WORK TO COMPLETE: Pictures do not belong in your copy. Repeat all the other data exactly.
## START SUPPLIED MATERIAL
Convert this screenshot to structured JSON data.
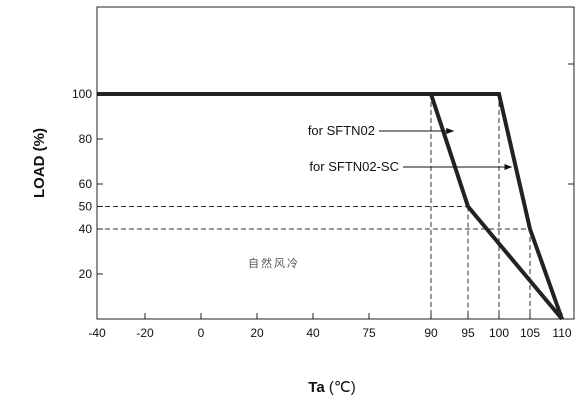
{
  "chart_data": {
    "type": "line",
    "xlabel": "Ta",
    "xunit": "(℃)",
    "ylabel": "LOAD (%)",
    "x_ticks": [
      "-40",
      "-20",
      "0",
      "20",
      "40",
      "75",
      "90",
      "95",
      "100",
      "105",
      "110"
    ],
    "y_ticks": [
      20,
      40,
      50,
      60,
      80,
      100
    ],
    "series": [
      {
        "points": [
          [
            "-40",
            100
          ],
          [
            "90",
            100
          ],
          [
            "95",
            50
          ],
          [
            "110",
            0
          ]
        ]
      },
      {
        "points": [
          [
            "-40",
            100
          ],
          [
            "100",
            100
          ],
          [
            "105",
            40
          ],
          [
            "110",
            0
          ]
        ]
      }
    ],
    "annotations": [
      {
        "text": "for SFTN02",
        "arrow_to": [
          "93",
          60
        ]
      },
      {
        "text": "for SFTN02-SC",
        "arrow_to": [
          "102",
          50
        ]
      },
      {
        "text": "自然风冷"
      }
    ],
    "reference_lines": [
      {
        "orientation": "horizontal",
        "y": 50,
        "x_to": "95"
      },
      {
        "orientation": "horizontal",
        "y": 40,
        "x_to": "105"
      },
      {
        "orientation": "vertical",
        "x": "90",
        "y_to": 100
      },
      {
        "orientation": "vertical",
        "x": "95",
        "y_to": 50
      },
      {
        "orientation": "vertical",
        "x": "100",
        "y_to": 100
      },
      {
        "orientation": "vertical",
        "x": "105",
        "y_to": 40
      }
    ],
    "ylim": [
      0,
      100
    ],
    "grid": false
  }
}
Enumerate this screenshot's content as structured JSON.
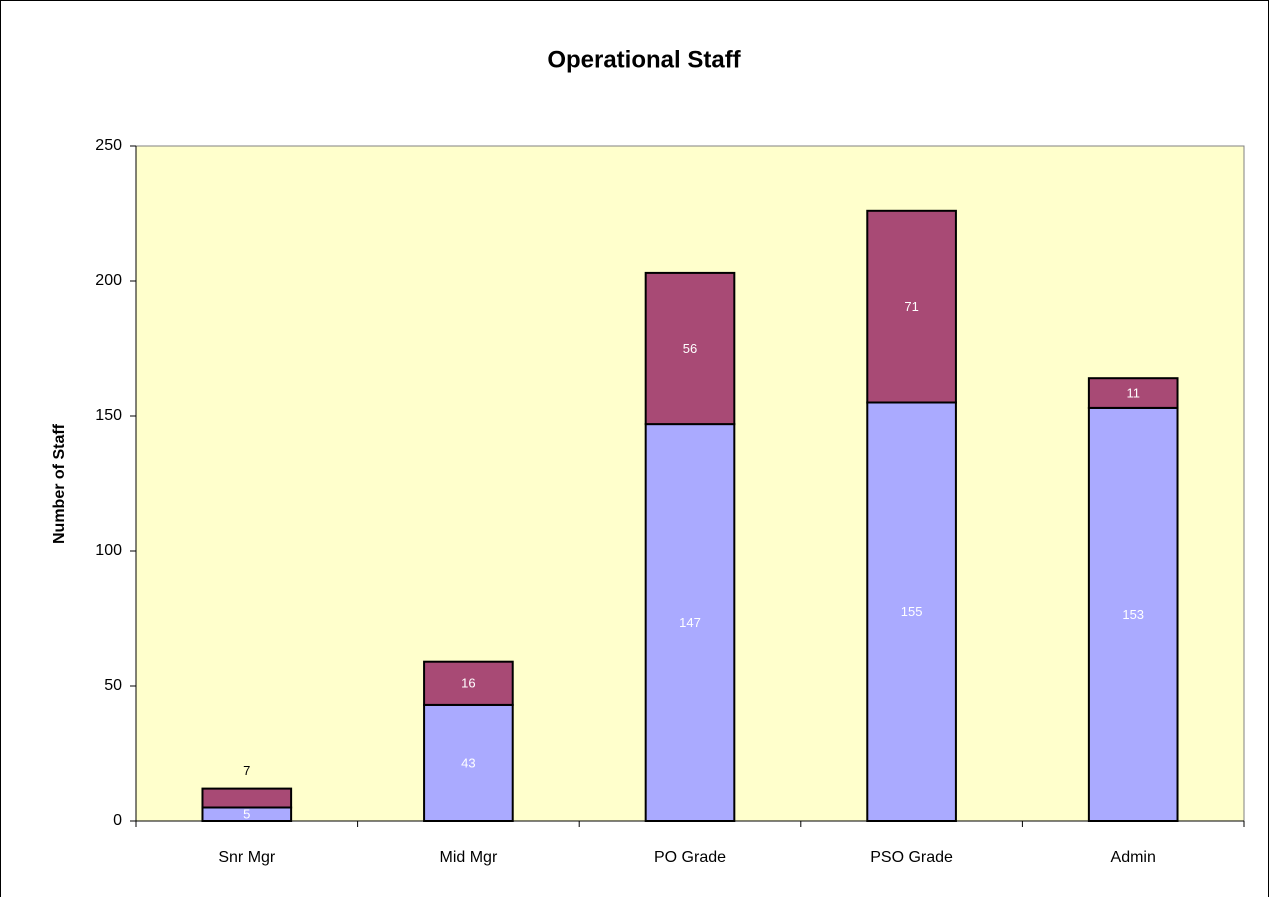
{
  "chart_data": {
    "type": "stacked_bar",
    "title": "Operational Staff",
    "y_label": "Number of Staff",
    "categories": [
      "Snr Mgr",
      "Mid Mgr",
      "PO Grade",
      "PSO Grade",
      "Admin"
    ],
    "series": [
      {
        "color": "#aaaaff",
        "values": [
          5,
          43,
          147,
          155,
          153
        ]
      },
      {
        "color": "#a84a75",
        "values": [
          7,
          16,
          56,
          71,
          11
        ]
      }
    ],
    "ylim": [
      0,
      250
    ],
    "yticks": [
      0,
      50,
      100,
      150,
      200,
      250
    ],
    "plot_background": "#ffffcc"
  }
}
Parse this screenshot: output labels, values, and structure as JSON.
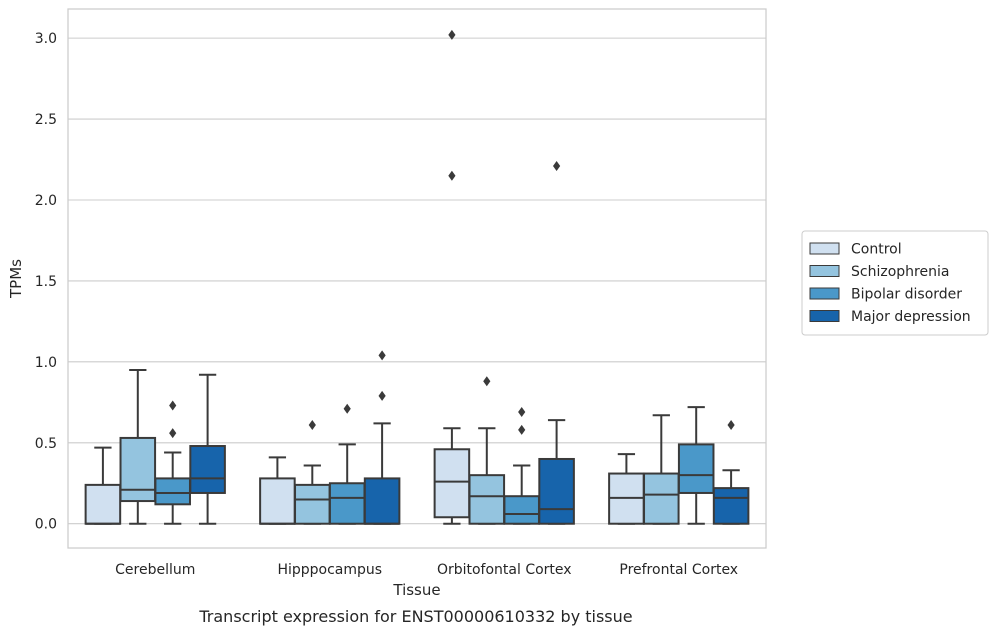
{
  "chart_data": {
    "type": "box",
    "caption": "Transcript expression for ENST00000610332 by tissue",
    "xlabel": "Tissue",
    "ylabel": "TPMs",
    "ylim": [
      -0.15,
      3.18
    ],
    "yticks": [
      0.0,
      0.5,
      1.0,
      1.5,
      2.0,
      2.5,
      3.0
    ],
    "ytick_labels": [
      "0.0",
      "0.5",
      "1.0",
      "1.5",
      "2.0",
      "2.5",
      "3.0"
    ],
    "grid": "horizontal",
    "legend_position": "right",
    "categories": [
      "Cerebellum",
      "Hipppocampus",
      "Orbitofontal Cortex",
      "Prefrontal Cortex"
    ],
    "series": [
      {
        "name": "Control",
        "color": "#d0e0f0",
        "boxes": [
          {
            "whislo": 0.0,
            "q1": 0.0,
            "med": 0.0,
            "q3": 0.24,
            "whishi": 0.47,
            "fliers": []
          },
          {
            "whislo": 0.0,
            "q1": 0.0,
            "med": 0.0,
            "q3": 0.28,
            "whishi": 0.41,
            "fliers": []
          },
          {
            "whislo": 0.0,
            "q1": 0.04,
            "med": 0.26,
            "q3": 0.46,
            "whishi": 0.59,
            "fliers": [
              2.15,
              3.02
            ]
          },
          {
            "whislo": 0.0,
            "q1": 0.0,
            "med": 0.16,
            "q3": 0.31,
            "whishi": 0.43,
            "fliers": []
          }
        ]
      },
      {
        "name": "Schizophrenia",
        "color": "#94c4df",
        "boxes": [
          {
            "whislo": 0.0,
            "q1": 0.14,
            "med": 0.21,
            "q3": 0.53,
            "whishi": 0.95,
            "fliers": []
          },
          {
            "whislo": 0.0,
            "q1": 0.0,
            "med": 0.15,
            "q3": 0.24,
            "whishi": 0.36,
            "fliers": [
              0.61
            ]
          },
          {
            "whislo": 0.0,
            "q1": 0.0,
            "med": 0.17,
            "q3": 0.3,
            "whishi": 0.59,
            "fliers": [
              0.88
            ]
          },
          {
            "whislo": 0.0,
            "q1": 0.0,
            "med": 0.18,
            "q3": 0.31,
            "whishi": 0.67,
            "fliers": []
          }
        ]
      },
      {
        "name": "Bipolar disorder",
        "color": "#4a98c9",
        "boxes": [
          {
            "whislo": 0.0,
            "q1": 0.12,
            "med": 0.19,
            "q3": 0.28,
            "whishi": 0.44,
            "fliers": [
              0.56,
              0.73
            ]
          },
          {
            "whislo": 0.0,
            "q1": 0.0,
            "med": 0.16,
            "q3": 0.25,
            "whishi": 0.49,
            "fliers": [
              0.71
            ]
          },
          {
            "whislo": 0.0,
            "q1": 0.0,
            "med": 0.06,
            "q3": 0.17,
            "whishi": 0.36,
            "fliers": [
              0.58,
              0.69
            ]
          },
          {
            "whislo": 0.0,
            "q1": 0.19,
            "med": 0.3,
            "q3": 0.49,
            "whishi": 0.72,
            "fliers": []
          }
        ]
      },
      {
        "name": "Major depression",
        "color": "#1764ab",
        "boxes": [
          {
            "whislo": 0.0,
            "q1": 0.19,
            "med": 0.28,
            "q3": 0.48,
            "whishi": 0.92,
            "fliers": []
          },
          {
            "whislo": 0.0,
            "q1": 0.0,
            "med": 0.0,
            "q3": 0.28,
            "whishi": 0.62,
            "fliers": [
              0.79,
              1.04
            ]
          },
          {
            "whislo": 0.0,
            "q1": 0.0,
            "med": 0.09,
            "q3": 0.4,
            "whishi": 0.64,
            "fliers": [
              2.21
            ]
          },
          {
            "whislo": 0.0,
            "q1": 0.0,
            "med": 0.16,
            "q3": 0.22,
            "whishi": 0.33,
            "fliers": [
              0.61
            ]
          }
        ]
      }
    ]
  }
}
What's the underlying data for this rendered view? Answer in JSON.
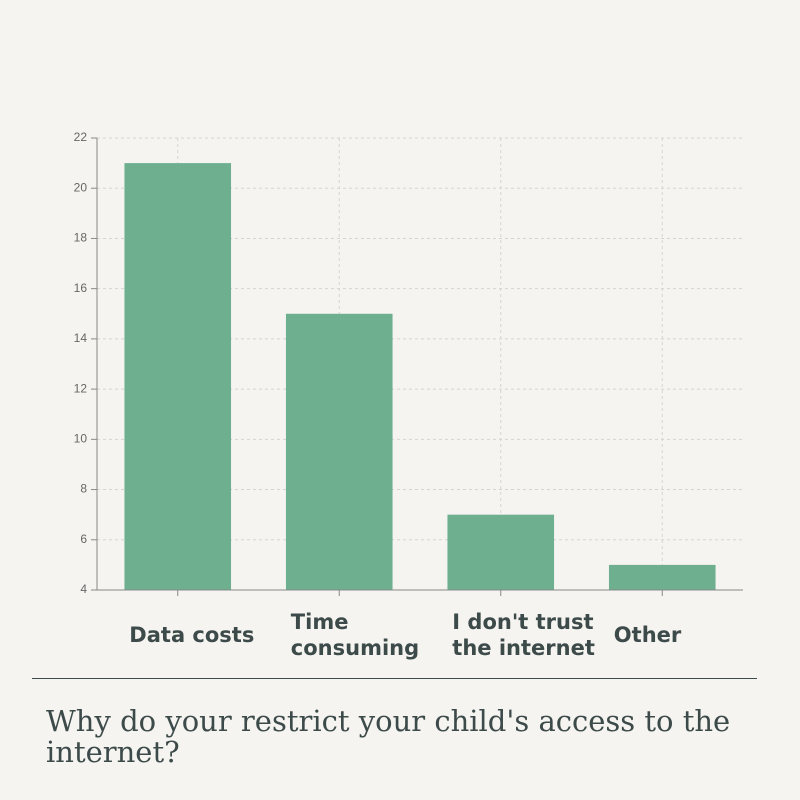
{
  "chart_data": {
    "type": "bar",
    "title": "Why do your restrict your child's access to the internet?",
    "categories": [
      "Data costs",
      "Time consuming",
      "I don't trust the internet",
      "Other"
    ],
    "values": [
      21,
      15,
      7,
      5
    ],
    "color": "#6daf8e",
    "ylim": [
      4,
      22
    ],
    "yticks": [
      4,
      6,
      8,
      10,
      12,
      14,
      16,
      18,
      20,
      22
    ],
    "grid": true
  }
}
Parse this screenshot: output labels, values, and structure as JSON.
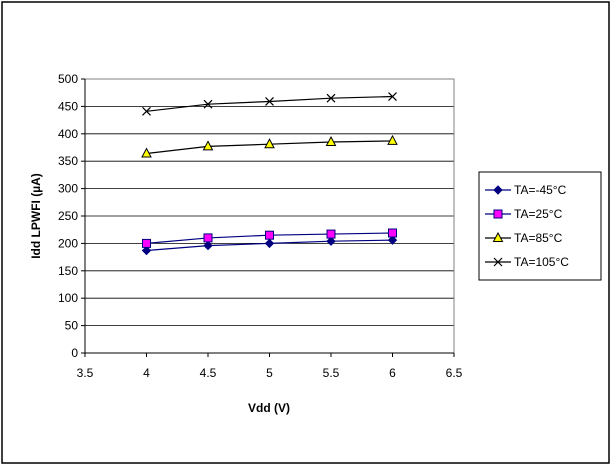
## END SUPPLIED MATERIAL
RESPONSE:
Convert this screenshot to structured JSON data.
{
  "chart_data": {
    "type": "line",
    "xlabel": "Ta",
    "xunit": "(℃)",
    "ylabel": "LOAD (%)",
    "x_ticks": [
      "-40",
      "-20",
      "0",
      "20",
      "40",
      "75",
      "90",
      "95",
      "100",
      "105",
      "110"
    ],
    "y_ticks": [
      20,
      40,
      50,
      60,
      80,
      100
    ],
    "series": [
      {
        "points": [
          [
            "-40",
            100
          ],
          [
            "90",
            100
          ],
          [
            "95",
            50
          ],
          [
            "110",
            0
          ]
        ]
      },
      {
        "points": [
          [
            "-40",
            100
          ],
          [
            "100",
            100
          ],
          [
            "105",
            40
          ],
          [
            "110",
            0
          ]
        ]
      }
    ],
    "annotations": [
      {
        "text": "for SFTN02",
        "arrow_to": [
          "93",
          60
        ]
      },
      {
        "text": "for SFTN02-SC",
        "arrow_to": [
          "102",
          50
        ]
      },
      {
        "text": "自然风冷"
      }
    ],
    "reference_lines": [
      {
        "orientation": "horizontal",
        "y": 50,
        "x_to": "95"
      },
      {
        "orientation": "horizontal",
        "y": 40,
        "x_to": "105"
      },
      {
        "orientation": "vertical",
        "x": "90",
        "y_to": 100
      },
      {
        "orientation": "vertical",
        "x": "95",
        "y_to": 50
      },
      {
        "orientation": "vertical",
        "x": "100",
        "y_to": 100
      },
      {
        "orientation": "vertical",
        "x": "105",
        "y_to": 40
      }
    ],
    "ylim": [
      0,
      100
    ],
    "grid": false
  }
}
Enumerate this screenshot's content as structured JSON.
{
  "chart_data": {
    "type": "stacked_bar",
    "title": "Operational Staff",
    "y_label": "Number of Staff",
    "categories": [
      "Snr Mgr",
      "Mid Mgr",
      "PO Grade",
      "PSO Grade",
      "Admin"
    ],
    "series": [
      {
        "color": "#aaaaff",
        "values": [
          5,
          43,
          147,
          155,
          153
        ]
      },
      {
        "color": "#a84a75",
        "values": [
          7,
          16,
          56,
          71,
          11
        ]
      }
    ],
    "ylim": [
      0,
      250
    ],
    "yticks": [
      0,
      50,
      100,
      150,
      200,
      250
    ],
    "plot_background": "#ffffcc"
  }
}
Parse this screenshot: output labels, values, and structure as JSON.
{
  "chart_data": {
    "type": "box",
    "caption": "Transcript expression for ENST00000610332 by tissue",
    "xlabel": "Tissue",
    "ylabel": "TPMs",
    "ylim": [
      -0.15,
      3.18
    ],
    "yticks": [
      0.0,
      0.5,
      1.0,
      1.5,
      2.0,
      2.5,
      3.0
    ],
    "ytick_labels": [
      "0.0",
      "0.5",
      "1.0",
      "1.5",
      "2.0",
      "2.5",
      "3.0"
    ],
    "grid": "horizontal",
    "legend_position": "right",
    "categories": [
      "Cerebellum",
      "Hipppocampus",
      "Orbitofontal Cortex",
      "Prefrontal Cortex"
    ],
    "series": [
      {
        "name": "Control",
        "color": "#d0e0f0",
        "boxes": [
          {
            "whislo": 0.0,
            "q1": 0.0,
            "med": 0.0,
            "q3": 0.24,
            "whishi": 0.47,
            "fliers": []
          },
          {
            "whislo": 0.0,
            "q1": 0.0,
            "med": 0.0,
            "q3": 0.28,
            "whishi": 0.41,
            "fliers": []
          },
          {
            "whislo": 0.0,
            "q1": 0.04,
            "med": 0.26,
            "q3": 0.46,
            "whishi": 0.59,
            "fliers": [
              2.15,
              3.02
            ]
          },
          {
            "whislo": 0.0,
            "q1": 0.0,
            "med": 0.16,
            "q3": 0.31,
            "whishi": 0.43,
            "fliers": []
          }
        ]
      },
      {
        "name": "Schizophrenia",
        "color": "#94c4df",
        "boxes": [
          {
            "whislo": 0.0,
            "q1": 0.14,
            "med": 0.21,
            "q3": 0.53,
            "whishi": 0.95,
            "fliers": []
          },
          {
            "whislo": 0.0,
            "q1": 0.0,
            "med": 0.15,
            "q3": 0.24,
            "whishi": 0.36,
            "fliers": [
              0.61
            ]
          },
          {
            "whislo": 0.0,
            "q1": 0.0,
            "med": 0.17,
            "q3": 0.3,
            "whishi": 0.59,
            "fliers": [
              0.88
            ]
          },
          {
            "whislo": 0.0,
            "q1": 0.0,
            "med": 0.18,
            "q3": 0.31,
            "whishi": 0.67,
            "fliers": []
          }
        ]
      },
      {
        "name": "Bipolar disorder",
        "color": "#4a98c9",
        "boxes": [
          {
            "whislo": 0.0,
            "q1": 0.12,
            "med": 0.19,
            "q3": 0.28,
            "whishi": 0.44,
            "fliers": [
              0.56,
              0.73
            ]
          },
          {
            "whislo": 0.0,
            "q1": 0.0,
            "med": 0.16,
            "q3": 0.25,
            "whishi": 0.49,
            "fliers": [
              0.71
            ]
          },
          {
            "whislo": 0.0,
            "q1": 0.0,
            "med": 0.06,
            "q3": 0.17,
            "whishi": 0.36,
            "fliers": [
              0.58,
              0.69
            ]
          },
          {
            "whislo": 0.0,
            "q1": 0.19,
            "med": 0.3,
            "q3": 0.49,
            "whishi": 0.72,
            "fliers": []
          }
        ]
      },
      {
        "name": "Major depression",
        "color": "#1764ab",
        "boxes": [
          {
            "whislo": 0.0,
            "q1": 0.19,
            "med": 0.28,
            "q3": 0.48,
            "whishi": 0.92,
            "fliers": []
          },
          {
            "whislo": 0.0,
            "q1": 0.0,
            "med": 0.0,
            "q3": 0.28,
            "whishi": 0.62,
            "fliers": [
              0.79,
              1.04
            ]
          },
          {
            "whislo": 0.0,
            "q1": 0.0,
            "med": 0.09,
            "q3": 0.4,
            "whishi": 0.64,
            "fliers": [
              2.21
            ]
          },
          {
            "whislo": 0.0,
            "q1": 0.0,
            "med": 0.16,
            "q3": 0.22,
            "whishi": 0.33,
            "fliers": [
              0.61
            ]
          }
        ]
      }
    ]
  }
}
What's the underlying data for this rendered view? Answer in JSON.
{
  "chart_data": {
    "type": "bar",
    "title": "Why do your restrict your child's access to the internet?",
    "categories": [
      "Data costs",
      "Time consuming",
      "I don't trust the internet",
      "Other"
    ],
    "values": [
      21,
      15,
      7,
      5
    ],
    "color": "#6daf8e",
    "ylim": [
      4,
      22
    ],
    "yticks": [
      4,
      6,
      8,
      10,
      12,
      14,
      16,
      18,
      20,
      22
    ],
    "grid": true
  }
}
Parse this screenshot: output labels, values, and structure as JSON.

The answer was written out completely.